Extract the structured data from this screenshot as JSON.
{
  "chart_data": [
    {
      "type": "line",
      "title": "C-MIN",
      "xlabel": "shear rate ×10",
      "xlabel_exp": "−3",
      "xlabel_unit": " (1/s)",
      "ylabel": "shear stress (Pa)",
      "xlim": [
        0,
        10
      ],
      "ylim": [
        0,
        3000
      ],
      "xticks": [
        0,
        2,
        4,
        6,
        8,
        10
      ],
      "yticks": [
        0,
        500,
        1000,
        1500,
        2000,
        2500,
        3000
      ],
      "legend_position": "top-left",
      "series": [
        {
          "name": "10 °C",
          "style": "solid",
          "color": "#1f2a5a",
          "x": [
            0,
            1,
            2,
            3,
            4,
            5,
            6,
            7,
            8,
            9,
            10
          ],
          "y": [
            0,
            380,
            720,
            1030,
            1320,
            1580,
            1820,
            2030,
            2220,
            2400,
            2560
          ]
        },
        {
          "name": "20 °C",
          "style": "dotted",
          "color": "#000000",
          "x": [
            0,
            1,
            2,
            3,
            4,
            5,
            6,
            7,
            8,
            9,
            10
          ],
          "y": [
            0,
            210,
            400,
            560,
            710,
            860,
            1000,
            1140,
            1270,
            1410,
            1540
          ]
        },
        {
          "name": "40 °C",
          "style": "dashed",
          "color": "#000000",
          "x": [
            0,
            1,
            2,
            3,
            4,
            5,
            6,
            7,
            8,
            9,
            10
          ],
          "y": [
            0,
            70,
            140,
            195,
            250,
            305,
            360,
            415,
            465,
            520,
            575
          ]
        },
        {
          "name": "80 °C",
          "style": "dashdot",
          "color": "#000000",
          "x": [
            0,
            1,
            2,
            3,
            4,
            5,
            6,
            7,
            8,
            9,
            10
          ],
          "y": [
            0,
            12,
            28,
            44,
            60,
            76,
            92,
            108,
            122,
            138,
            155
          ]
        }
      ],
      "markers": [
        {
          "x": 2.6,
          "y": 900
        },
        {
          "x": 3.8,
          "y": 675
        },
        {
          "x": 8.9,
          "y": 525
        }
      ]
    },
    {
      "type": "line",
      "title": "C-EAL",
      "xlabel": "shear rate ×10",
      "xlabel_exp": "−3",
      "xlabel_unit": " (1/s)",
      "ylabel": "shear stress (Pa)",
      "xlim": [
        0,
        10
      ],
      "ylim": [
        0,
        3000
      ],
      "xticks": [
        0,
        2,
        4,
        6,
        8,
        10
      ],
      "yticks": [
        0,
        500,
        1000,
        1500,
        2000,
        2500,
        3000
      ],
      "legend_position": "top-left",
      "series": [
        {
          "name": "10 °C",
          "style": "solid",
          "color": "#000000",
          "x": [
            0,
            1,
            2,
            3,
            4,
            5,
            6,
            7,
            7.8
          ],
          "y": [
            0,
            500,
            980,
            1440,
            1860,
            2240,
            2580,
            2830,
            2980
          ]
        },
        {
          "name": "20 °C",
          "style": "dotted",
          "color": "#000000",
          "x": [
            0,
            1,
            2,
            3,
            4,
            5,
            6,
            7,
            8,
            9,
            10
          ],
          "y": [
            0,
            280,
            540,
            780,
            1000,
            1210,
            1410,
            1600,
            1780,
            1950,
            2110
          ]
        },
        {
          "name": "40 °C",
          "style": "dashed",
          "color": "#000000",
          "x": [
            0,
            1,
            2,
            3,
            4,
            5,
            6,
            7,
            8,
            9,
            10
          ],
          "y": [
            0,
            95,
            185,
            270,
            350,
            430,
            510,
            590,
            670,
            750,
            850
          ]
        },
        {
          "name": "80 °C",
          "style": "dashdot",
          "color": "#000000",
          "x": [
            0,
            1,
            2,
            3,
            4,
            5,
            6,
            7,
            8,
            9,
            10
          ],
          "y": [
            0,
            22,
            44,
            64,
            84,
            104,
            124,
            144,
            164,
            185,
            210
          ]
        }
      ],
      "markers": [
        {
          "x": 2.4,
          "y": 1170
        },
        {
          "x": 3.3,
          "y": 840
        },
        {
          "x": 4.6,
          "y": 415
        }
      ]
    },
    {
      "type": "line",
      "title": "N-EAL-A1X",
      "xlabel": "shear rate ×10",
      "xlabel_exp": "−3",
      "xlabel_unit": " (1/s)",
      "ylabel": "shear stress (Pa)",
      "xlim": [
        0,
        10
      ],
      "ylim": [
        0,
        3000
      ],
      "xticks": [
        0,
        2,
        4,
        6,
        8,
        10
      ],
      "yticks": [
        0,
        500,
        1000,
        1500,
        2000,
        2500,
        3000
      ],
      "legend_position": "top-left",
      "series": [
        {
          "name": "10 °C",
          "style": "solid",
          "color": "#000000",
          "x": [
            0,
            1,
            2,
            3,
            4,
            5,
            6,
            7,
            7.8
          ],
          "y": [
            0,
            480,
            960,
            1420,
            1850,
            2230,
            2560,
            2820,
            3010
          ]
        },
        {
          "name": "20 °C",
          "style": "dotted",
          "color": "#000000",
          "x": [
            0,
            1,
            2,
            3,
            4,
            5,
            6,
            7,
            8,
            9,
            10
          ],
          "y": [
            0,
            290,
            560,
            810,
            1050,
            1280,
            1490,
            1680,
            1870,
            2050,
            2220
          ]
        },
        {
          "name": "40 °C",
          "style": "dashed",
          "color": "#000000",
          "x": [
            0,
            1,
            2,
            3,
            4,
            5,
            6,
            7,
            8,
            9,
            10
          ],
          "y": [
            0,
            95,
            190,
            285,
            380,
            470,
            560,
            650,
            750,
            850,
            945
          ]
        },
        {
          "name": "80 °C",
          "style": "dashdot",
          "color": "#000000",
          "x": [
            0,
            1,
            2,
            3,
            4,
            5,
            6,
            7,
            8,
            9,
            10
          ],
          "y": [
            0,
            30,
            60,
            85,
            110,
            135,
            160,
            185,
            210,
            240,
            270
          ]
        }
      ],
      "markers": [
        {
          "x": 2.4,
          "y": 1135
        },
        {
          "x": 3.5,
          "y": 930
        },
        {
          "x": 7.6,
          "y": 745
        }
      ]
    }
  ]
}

• **THE EXERCISE**: Reproduce all of the data exactly as given.

• **COMPLETED EXERCISE**:
Extract the structured data from this screenshot as JSON.
{
  "chart_data": [
    {
      "type": "line",
      "title": "C-MIN",
      "xlabel": "shear rate ×10",
      "xlabel_exp": "−3",
      "xlabel_unit": " (1/s)",
      "ylabel": "shear stress (Pa)",
      "xlim": [
        0,
        10
      ],
      "ylim": [
        0,
        3000
      ],
      "xticks": [
        0,
        2,
        4,
        6,
        8,
        10
      ],
      "yticks": [
        0,
        500,
        1000,
        1500,
        2000,
        2500,
        3000
      ],
      "legend_position": "top-left",
      "series": [
        {
          "name": "10 °C",
          "style": "solid",
          "color": "#1f2a5a",
          "x": [
            0,
            1,
            2,
            3,
            4,
            5,
            6,
            7,
            8,
            9,
            10
          ],
          "y": [
            0,
            380,
            720,
            1030,
            1320,
            1580,
            1820,
            2030,
            2220,
            2400,
            2560
          ]
        },
        {
          "name": "20 °C",
          "style": "dotted",
          "color": "#000000",
          "x": [
            0,
            1,
            2,
            3,
            4,
            5,
            6,
            7,
            8,
            9,
            10
          ],
          "y": [
            0,
            210,
            400,
            560,
            710,
            860,
            1000,
            1140,
            1270,
            1410,
            1540
          ]
        },
        {
          "name": "40 °C",
          "style": "dashed",
          "color": "#000000",
          "x": [
            0,
            1,
            2,
            3,
            4,
            5,
            6,
            7,
            8,
            9,
            10
          ],
          "y": [
            0,
            70,
            140,
            195,
            250,
            305,
            360,
            415,
            465,
            520,
            575
          ]
        },
        {
          "name": "80 °C",
          "style": "dashdot",
          "color": "#000000",
          "x": [
            0,
            1,
            2,
            3,
            4,
            5,
            6,
            7,
            8,
            9,
            10
          ],
          "y": [
            0,
            12,
            28,
            44,
            60,
            76,
            92,
            108,
            122,
            138,
            155
          ]
        }
      ],
      "markers": [
        {
          "x": 2.6,
          "y": 900
        },
        {
          "x": 3.8,
          "y": 675
        },
        {
          "x": 8.9,
          "y": 525
        }
      ]
    },
    {
      "type": "line",
      "title": "C-EAL",
      "xlabel": "shear rate ×10",
      "xlabel_exp": "−3",
      "xlabel_unit": " (1/s)",
      "ylabel": "shear stress (Pa)",
      "xlim": [
        0,
        10
      ],
      "ylim": [
        0,
        3000
      ],
      "xticks": [
        0,
        2,
        4,
        6,
        8,
        10
      ],
      "yticks": [
        0,
        500,
        1000,
        1500,
        2000,
        2500,
        3000
      ],
      "legend_position": "top-left",
      "series": [
        {
          "name": "10 °C",
          "style": "solid",
          "color": "#000000",
          "x": [
            0,
            1,
            2,
            3,
            4,
            5,
            6,
            7,
            7.8
          ],
          "y": [
            0,
            500,
            980,
            1440,
            1860,
            2240,
            2580,
            2830,
            2980
          ]
        },
        {
          "name": "20 °C",
          "style": "dotted",
          "color": "#000000",
          "x": [
            0,
            1,
            2,
            3,
            4,
            5,
            6,
            7,
            8,
            9,
            10
          ],
          "y": [
            0,
            280,
            540,
            780,
            1000,
            1210,
            1410,
            1600,
            1780,
            1950,
            2110
          ]
        },
        {
          "name": "40 °C",
          "style": "dashed",
          "color": "#000000",
          "x": [
            0,
            1,
            2,
            3,
            4,
            5,
            6,
            7,
            8,
            9,
            10
          ],
          "y": [
            0,
            95,
            185,
            270,
            350,
            430,
            510,
            590,
            670,
            750,
            850
          ]
        },
        {
          "name": "80 °C",
          "style": "dashdot",
          "color": "#000000",
          "x": [
            0,
            1,
            2,
            3,
            4,
            5,
            6,
            7,
            8,
            9,
            10
          ],
          "y": [
            0,
            22,
            44,
            64,
            84,
            104,
            124,
            144,
            164,
            185,
            210
          ]
        }
      ],
      "markers": [
        {
          "x": 2.4,
          "y": 1170
        },
        {
          "x": 3.3,
          "y": 840
        },
        {
          "x": 4.6,
          "y": 415
        }
      ]
    },
    {
      "type": "line",
      "title": "N-EAL-A1X",
      "xlabel": "shear rate ×10",
      "xlabel_exp": "−3",
      "xlabel_unit": " (1/s)",
      "ylabel": "shear stress (Pa)",
      "xlim": [
        0,
        10
      ],
      "ylim": [
        0,
        3000
      ],
      "xticks": [
        0,
        2,
        4,
        6,
        8,
        10
      ],
      "yticks": [
        0,
        500,
        1000,
        1500,
        2000,
        2500,
        3000
      ],
      "legend_position": "top-left",
      "series": [
        {
          "name": "10 °C",
          "style": "solid",
          "color": "#000000",
          "x": [
            0,
            1,
            2,
            3,
            4,
            5,
            6,
            7,
            7.8
          ],
          "y": [
            0,
            480,
            960,
            1420,
            1850,
            2230,
            2560,
            2820,
            3010
          ]
        },
        {
          "name": "20 °C",
          "style": "dotted",
          "color": "#000000",
          "x": [
            0,
            1,
            2,
            3,
            4,
            5,
            6,
            7,
            8,
            9,
            10
          ],
          "y": [
            0,
            290,
            560,
            810,
            1050,
            1280,
            1490,
            1680,
            1870,
            2050,
            2220
          ]
        },
        {
          "name": "40 °C",
          "style": "dashed",
          "color": "#000000",
          "x": [
            0,
            1,
            2,
            3,
            4,
            5,
            6,
            7,
            8,
            9,
            10
          ],
          "y": [
            0,
            95,
            190,
            285,
            380,
            470,
            560,
            650,
            750,
            850,
            945
          ]
        },
        {
          "name": "80 °C",
          "style": "dashdot",
          "color": "#000000",
          "x": [
            0,
            1,
            2,
            3,
            4,
            5,
            6,
            7,
            8,
            9,
            10
          ],
          "y": [
            0,
            30,
            60,
            85,
            110,
            135,
            160,
            185,
            210,
            240,
            270
          ]
        }
      ],
      "markers": [
        {
          "x": 2.4,
          "y": 1135
        },
        {
          "x": 3.5,
          "y": 930
        },
        {
          "x": 7.6,
          "y": 745
        }
      ]
    }
  ]
}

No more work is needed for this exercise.